-- BEGIN Given information --
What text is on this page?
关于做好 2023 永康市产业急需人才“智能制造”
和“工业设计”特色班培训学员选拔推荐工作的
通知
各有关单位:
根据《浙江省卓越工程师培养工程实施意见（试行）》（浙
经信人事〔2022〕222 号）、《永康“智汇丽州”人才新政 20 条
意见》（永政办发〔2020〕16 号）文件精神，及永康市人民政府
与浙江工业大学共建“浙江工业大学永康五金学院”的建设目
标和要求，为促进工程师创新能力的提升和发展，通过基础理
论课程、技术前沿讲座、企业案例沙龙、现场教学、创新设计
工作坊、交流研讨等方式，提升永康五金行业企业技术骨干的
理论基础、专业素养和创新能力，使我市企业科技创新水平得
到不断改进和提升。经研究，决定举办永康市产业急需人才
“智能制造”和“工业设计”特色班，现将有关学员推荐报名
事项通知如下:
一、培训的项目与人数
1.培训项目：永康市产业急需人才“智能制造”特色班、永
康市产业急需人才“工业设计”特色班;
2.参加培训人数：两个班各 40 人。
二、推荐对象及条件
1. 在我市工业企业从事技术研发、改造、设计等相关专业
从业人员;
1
-- END Given information --
Work instructions =>
Take every line from the data that contains the word "工业设计".

Response for this exercise =>
和“工业设计”特色班培训学员选拔推荐工作的
“智能制造”和“工业设计”特色班，现将有关学员推荐报名
康市产业急需人才“工业设计”特色班;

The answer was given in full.